--- begin ---

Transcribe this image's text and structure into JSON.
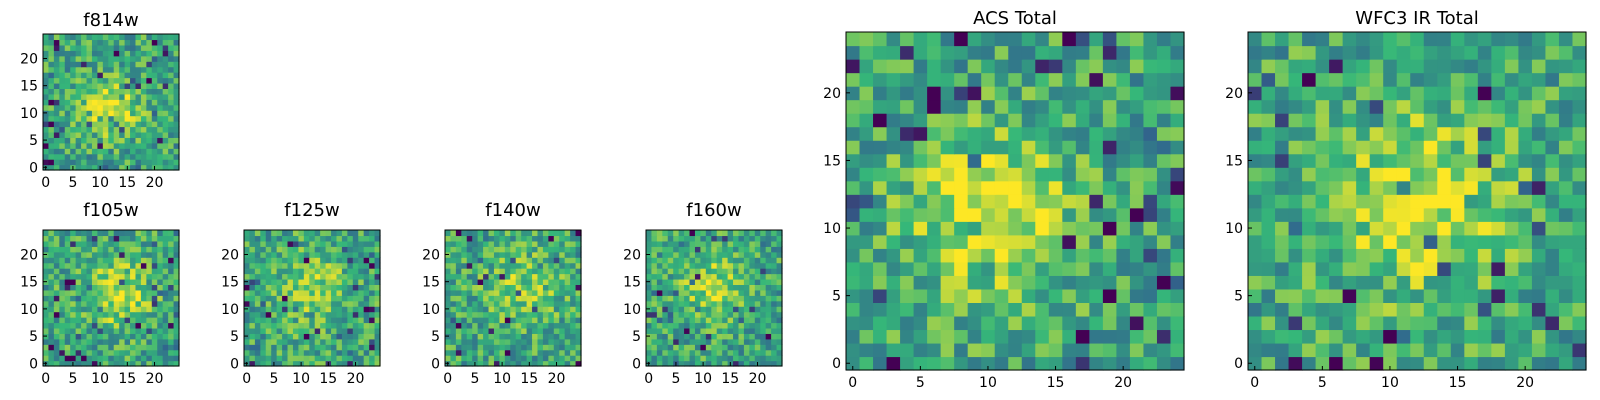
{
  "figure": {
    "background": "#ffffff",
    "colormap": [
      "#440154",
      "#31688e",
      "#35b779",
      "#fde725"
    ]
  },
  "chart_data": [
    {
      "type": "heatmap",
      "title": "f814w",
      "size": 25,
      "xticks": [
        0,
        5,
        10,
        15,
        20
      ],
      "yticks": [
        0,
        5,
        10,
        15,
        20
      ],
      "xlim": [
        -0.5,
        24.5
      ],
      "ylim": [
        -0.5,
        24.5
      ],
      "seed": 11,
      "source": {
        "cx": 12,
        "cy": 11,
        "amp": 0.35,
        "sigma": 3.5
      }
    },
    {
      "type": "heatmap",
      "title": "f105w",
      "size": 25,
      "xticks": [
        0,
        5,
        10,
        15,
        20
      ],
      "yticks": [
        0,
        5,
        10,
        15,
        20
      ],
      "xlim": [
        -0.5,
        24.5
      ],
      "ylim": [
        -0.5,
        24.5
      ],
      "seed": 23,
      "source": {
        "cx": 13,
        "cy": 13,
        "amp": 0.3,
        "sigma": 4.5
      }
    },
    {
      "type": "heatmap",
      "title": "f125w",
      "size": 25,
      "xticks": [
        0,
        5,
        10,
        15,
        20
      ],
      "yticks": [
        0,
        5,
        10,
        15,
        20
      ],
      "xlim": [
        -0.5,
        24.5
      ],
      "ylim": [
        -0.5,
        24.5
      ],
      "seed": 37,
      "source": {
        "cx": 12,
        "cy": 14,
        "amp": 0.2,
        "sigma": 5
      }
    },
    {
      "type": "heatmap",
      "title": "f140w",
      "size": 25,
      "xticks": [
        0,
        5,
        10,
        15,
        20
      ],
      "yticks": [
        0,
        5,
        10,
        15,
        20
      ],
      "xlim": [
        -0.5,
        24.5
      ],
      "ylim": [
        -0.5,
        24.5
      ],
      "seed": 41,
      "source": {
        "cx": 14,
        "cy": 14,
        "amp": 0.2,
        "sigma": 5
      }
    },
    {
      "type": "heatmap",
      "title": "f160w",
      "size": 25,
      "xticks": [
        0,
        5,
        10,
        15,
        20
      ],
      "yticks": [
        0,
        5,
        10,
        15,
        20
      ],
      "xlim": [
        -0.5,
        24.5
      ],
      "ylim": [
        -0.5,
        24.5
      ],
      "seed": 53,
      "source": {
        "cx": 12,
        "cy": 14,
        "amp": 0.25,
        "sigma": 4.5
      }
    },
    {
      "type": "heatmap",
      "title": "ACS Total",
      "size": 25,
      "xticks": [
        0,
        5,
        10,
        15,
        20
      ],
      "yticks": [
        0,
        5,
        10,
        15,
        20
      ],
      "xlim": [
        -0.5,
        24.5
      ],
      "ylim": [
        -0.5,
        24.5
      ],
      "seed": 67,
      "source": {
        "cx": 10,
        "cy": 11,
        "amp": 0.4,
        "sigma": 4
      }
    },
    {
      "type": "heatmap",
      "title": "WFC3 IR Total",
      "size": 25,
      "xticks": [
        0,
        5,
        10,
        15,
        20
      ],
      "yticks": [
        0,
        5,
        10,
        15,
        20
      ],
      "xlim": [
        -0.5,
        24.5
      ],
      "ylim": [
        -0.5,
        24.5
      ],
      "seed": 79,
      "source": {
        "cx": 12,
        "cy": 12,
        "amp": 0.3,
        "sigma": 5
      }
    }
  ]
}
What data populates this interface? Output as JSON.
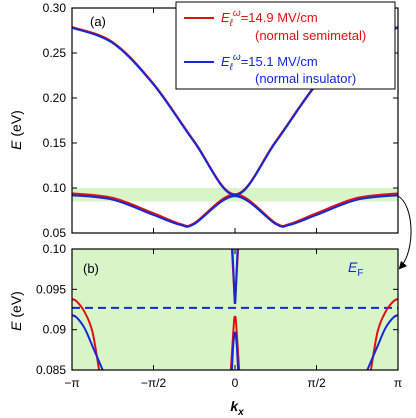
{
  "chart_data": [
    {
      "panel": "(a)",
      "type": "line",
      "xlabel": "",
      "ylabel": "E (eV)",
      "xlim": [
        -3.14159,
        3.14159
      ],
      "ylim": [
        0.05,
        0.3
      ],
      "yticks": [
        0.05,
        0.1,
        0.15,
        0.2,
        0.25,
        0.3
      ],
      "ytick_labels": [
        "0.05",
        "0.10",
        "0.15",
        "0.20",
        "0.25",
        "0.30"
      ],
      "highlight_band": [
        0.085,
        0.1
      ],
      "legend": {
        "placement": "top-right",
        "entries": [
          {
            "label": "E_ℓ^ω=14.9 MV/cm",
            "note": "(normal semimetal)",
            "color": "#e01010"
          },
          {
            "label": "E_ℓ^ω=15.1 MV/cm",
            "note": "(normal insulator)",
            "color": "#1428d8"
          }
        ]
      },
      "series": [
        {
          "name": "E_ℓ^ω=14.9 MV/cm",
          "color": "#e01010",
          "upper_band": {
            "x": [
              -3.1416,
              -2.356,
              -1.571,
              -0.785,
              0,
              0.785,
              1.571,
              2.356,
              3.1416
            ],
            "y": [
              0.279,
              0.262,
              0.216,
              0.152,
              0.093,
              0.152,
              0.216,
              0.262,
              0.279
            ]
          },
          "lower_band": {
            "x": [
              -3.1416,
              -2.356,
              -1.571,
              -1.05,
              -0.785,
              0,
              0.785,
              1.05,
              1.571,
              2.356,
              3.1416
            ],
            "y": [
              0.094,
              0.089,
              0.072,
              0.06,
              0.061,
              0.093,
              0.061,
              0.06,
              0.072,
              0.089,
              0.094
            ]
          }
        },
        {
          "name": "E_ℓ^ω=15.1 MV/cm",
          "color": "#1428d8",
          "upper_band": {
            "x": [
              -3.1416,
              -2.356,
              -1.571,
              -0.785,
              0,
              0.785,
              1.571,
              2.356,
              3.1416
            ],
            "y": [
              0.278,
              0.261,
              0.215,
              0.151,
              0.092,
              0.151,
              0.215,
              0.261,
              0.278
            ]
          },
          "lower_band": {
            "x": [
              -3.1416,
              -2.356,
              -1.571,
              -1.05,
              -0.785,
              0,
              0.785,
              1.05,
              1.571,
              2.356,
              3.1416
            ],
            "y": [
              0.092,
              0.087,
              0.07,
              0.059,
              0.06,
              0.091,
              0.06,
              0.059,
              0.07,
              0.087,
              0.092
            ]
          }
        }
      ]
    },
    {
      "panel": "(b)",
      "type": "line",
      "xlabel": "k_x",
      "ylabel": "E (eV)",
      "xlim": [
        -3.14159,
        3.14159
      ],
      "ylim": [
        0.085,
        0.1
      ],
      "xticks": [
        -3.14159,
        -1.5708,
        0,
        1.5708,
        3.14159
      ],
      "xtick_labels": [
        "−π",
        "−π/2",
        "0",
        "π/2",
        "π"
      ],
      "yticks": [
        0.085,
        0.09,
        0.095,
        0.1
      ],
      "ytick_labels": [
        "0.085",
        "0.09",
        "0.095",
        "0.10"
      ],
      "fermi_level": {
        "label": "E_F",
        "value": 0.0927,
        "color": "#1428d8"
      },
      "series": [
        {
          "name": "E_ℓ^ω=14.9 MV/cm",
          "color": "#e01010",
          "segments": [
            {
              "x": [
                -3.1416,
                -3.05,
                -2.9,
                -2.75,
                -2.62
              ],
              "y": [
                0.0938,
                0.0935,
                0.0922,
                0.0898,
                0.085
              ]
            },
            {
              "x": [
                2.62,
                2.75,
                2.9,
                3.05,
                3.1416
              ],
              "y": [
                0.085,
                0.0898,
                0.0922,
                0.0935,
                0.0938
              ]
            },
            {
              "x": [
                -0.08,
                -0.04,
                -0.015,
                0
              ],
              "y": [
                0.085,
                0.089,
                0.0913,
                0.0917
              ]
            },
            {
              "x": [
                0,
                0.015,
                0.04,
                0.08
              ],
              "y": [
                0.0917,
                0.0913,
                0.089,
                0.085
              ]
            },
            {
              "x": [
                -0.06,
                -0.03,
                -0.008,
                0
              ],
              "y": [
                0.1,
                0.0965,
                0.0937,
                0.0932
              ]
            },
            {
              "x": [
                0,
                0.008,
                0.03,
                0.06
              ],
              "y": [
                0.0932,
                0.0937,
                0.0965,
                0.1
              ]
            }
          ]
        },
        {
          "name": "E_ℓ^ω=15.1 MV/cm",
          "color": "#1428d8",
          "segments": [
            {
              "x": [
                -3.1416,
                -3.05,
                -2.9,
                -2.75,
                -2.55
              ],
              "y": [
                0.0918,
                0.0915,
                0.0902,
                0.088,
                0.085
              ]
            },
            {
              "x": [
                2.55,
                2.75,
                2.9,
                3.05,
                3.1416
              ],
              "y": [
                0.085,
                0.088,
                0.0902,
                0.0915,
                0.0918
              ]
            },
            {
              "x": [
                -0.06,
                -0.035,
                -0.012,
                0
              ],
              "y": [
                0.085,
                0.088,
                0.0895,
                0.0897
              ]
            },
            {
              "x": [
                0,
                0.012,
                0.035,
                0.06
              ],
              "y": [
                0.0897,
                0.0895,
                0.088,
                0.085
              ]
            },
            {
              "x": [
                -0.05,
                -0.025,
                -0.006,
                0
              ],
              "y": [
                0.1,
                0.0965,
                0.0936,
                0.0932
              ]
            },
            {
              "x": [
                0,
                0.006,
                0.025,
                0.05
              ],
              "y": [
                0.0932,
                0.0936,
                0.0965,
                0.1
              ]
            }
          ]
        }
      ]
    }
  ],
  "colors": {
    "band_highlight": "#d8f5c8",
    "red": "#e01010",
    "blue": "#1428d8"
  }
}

--- end ---
--- begin ---

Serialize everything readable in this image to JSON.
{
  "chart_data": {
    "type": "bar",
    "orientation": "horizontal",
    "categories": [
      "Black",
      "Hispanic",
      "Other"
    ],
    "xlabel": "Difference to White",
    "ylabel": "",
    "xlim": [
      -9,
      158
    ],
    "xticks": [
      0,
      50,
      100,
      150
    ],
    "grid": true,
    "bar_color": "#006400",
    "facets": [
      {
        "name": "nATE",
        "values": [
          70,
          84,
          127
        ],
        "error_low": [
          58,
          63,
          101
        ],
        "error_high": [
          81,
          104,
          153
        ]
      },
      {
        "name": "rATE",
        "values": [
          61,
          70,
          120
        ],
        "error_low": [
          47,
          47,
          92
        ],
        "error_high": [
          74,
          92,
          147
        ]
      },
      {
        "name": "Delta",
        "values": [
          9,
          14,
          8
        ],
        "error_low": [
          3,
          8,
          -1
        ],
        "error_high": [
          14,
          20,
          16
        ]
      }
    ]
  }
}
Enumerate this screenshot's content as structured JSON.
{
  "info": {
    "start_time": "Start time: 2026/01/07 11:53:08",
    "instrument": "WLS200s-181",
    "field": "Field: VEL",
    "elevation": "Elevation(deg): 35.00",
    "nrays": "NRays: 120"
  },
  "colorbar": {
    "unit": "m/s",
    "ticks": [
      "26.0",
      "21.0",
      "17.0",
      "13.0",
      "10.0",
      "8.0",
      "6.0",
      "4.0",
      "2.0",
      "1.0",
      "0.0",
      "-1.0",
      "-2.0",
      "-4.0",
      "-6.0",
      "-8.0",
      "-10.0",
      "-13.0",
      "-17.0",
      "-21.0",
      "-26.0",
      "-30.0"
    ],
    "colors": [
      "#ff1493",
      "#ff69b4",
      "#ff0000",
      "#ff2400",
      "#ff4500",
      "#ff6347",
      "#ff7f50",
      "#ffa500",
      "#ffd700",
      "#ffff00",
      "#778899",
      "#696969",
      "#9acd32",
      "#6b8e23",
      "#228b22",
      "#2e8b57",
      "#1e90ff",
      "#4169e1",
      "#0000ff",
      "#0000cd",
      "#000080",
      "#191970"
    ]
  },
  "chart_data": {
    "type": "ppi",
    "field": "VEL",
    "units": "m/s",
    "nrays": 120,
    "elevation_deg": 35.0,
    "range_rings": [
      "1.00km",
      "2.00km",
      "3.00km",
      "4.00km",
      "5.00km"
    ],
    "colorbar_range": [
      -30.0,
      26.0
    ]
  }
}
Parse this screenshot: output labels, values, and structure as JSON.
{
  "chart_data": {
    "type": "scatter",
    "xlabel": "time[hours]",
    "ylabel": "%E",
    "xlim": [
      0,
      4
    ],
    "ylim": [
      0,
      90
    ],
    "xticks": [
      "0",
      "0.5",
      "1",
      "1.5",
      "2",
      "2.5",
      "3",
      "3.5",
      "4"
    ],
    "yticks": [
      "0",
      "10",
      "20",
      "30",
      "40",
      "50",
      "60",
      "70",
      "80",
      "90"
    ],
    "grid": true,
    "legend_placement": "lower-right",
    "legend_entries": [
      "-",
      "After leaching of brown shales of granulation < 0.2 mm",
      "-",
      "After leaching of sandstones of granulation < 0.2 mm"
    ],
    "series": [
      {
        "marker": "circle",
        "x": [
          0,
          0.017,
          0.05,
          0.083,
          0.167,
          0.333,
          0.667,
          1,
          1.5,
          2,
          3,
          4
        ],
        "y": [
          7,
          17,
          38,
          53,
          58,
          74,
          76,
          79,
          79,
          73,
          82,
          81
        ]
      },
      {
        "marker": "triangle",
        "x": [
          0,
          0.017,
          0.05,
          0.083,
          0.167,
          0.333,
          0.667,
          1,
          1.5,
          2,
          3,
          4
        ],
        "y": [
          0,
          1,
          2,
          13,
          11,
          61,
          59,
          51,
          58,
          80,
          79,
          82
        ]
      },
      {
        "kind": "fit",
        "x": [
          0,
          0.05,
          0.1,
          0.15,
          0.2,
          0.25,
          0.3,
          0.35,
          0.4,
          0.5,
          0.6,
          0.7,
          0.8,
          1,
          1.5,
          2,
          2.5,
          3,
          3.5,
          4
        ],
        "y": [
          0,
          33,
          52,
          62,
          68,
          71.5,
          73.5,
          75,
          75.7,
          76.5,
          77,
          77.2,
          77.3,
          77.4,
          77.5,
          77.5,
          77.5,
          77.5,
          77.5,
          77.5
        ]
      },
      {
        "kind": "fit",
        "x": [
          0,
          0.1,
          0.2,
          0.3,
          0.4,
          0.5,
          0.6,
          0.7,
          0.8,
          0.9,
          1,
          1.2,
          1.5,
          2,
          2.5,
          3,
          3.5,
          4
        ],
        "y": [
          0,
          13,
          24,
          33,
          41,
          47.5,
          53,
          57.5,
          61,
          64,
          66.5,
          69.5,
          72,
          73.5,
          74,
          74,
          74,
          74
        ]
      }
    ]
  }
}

--- end ---
--- begin ---

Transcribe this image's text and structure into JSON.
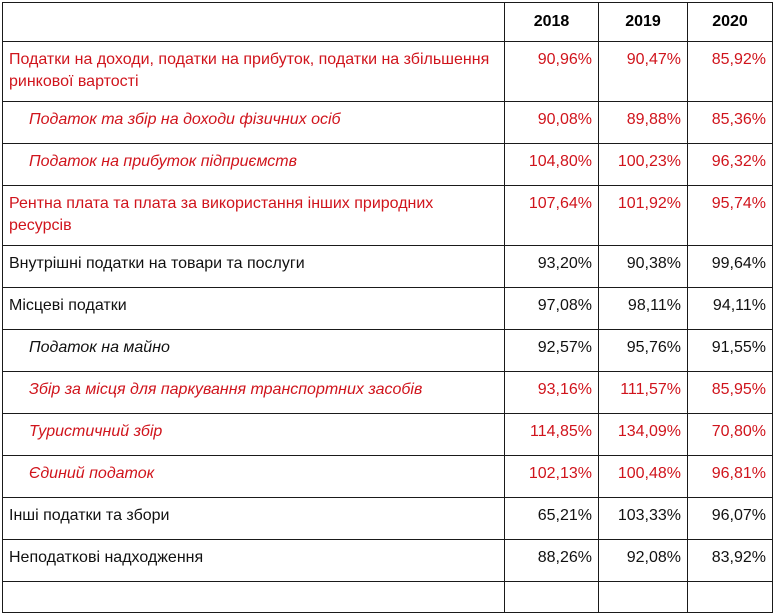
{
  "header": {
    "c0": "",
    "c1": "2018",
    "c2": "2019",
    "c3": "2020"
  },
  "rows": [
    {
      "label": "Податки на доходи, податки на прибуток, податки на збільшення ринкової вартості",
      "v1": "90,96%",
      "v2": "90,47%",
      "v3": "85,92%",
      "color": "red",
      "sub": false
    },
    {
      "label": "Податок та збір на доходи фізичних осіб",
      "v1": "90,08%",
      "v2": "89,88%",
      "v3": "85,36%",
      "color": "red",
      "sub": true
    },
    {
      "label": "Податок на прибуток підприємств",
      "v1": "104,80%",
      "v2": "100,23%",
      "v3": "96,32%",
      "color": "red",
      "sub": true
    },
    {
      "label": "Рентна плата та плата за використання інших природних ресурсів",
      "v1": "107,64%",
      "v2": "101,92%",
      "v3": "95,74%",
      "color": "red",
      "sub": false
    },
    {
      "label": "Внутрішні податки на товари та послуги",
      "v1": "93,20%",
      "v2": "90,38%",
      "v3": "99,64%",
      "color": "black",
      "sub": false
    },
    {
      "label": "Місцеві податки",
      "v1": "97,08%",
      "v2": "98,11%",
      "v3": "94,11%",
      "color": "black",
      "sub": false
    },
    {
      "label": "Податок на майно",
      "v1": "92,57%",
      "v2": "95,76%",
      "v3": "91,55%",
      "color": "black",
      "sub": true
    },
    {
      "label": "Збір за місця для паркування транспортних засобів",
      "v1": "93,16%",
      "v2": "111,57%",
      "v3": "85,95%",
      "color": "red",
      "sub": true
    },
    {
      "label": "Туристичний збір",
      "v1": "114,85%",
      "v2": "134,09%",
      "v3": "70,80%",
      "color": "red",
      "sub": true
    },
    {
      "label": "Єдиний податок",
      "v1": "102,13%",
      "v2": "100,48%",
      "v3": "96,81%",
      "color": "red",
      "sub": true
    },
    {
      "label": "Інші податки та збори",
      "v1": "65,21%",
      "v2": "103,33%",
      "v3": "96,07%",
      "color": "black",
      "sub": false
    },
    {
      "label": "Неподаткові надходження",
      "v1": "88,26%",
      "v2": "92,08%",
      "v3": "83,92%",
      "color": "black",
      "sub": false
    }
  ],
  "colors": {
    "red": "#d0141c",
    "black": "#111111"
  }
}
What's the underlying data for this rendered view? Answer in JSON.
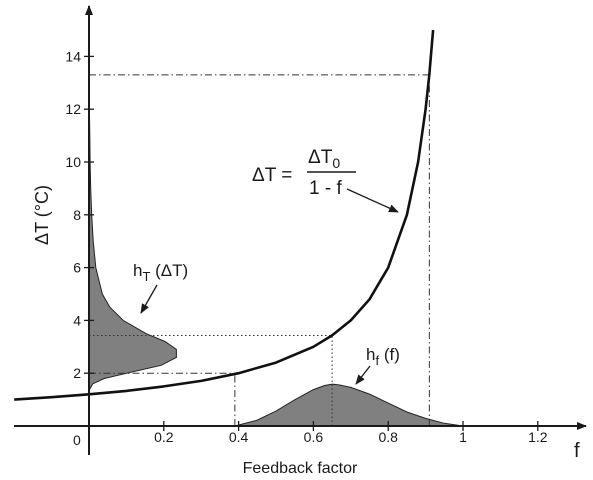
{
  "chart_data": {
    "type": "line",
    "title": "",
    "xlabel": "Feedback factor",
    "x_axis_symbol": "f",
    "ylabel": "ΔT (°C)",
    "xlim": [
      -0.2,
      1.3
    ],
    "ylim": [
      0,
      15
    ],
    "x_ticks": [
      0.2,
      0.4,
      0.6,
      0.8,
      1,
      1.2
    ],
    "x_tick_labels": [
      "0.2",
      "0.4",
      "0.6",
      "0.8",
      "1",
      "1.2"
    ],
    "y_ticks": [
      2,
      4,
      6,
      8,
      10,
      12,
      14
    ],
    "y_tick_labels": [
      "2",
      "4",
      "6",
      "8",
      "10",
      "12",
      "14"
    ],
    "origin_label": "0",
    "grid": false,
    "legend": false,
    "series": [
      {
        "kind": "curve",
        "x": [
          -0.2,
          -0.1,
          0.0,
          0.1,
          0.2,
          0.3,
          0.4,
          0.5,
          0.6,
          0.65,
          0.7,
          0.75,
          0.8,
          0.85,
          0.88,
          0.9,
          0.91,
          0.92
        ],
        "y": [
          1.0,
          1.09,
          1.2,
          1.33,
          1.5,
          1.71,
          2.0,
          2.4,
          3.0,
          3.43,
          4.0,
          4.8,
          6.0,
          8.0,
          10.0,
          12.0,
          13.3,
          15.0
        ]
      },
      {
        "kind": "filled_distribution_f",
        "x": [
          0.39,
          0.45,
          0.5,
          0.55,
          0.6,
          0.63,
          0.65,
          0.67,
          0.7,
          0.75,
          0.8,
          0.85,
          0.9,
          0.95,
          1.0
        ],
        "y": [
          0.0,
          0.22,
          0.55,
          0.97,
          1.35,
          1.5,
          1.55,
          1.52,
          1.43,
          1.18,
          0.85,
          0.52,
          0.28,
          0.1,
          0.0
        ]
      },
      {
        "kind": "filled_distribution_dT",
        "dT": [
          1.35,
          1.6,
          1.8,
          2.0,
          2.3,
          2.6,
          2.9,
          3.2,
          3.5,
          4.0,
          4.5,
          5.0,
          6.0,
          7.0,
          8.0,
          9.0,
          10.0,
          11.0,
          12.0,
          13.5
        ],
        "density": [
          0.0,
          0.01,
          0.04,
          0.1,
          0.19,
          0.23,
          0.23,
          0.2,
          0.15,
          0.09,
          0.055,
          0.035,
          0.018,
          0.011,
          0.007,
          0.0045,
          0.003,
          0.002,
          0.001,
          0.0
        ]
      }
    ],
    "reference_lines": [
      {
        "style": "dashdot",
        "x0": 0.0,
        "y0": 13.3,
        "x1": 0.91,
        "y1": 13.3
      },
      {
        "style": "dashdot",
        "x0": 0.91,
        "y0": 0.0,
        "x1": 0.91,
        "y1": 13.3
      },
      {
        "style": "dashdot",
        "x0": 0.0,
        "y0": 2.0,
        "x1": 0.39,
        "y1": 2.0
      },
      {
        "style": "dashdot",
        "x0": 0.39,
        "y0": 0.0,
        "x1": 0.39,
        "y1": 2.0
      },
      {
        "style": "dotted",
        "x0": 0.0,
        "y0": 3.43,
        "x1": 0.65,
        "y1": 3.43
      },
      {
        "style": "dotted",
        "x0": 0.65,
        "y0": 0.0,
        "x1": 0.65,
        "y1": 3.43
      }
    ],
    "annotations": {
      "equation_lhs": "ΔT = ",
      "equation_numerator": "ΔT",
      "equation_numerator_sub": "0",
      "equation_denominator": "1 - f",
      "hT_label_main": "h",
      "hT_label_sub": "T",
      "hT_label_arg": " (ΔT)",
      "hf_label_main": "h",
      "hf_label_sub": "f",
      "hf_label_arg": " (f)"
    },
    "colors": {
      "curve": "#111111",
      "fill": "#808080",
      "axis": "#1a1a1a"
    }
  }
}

--- end ---

GIVEN INSTRUCTION:
Identify every line holding the word "JSON" and copy it out.

RIGHT ANSWER:
Transcribe this image's text and structure into JSON.
What data populates this interface? Output as JSON.
Serialize everything readable in this image to JSON.
Enumerate this screenshot's content as structured JSON.
Parse this screenshot: output labels, values, and structure as JSON.
Transcribe this image's text and structure into JSON.
What's the underlying data for this rendered view? Answer in JSON.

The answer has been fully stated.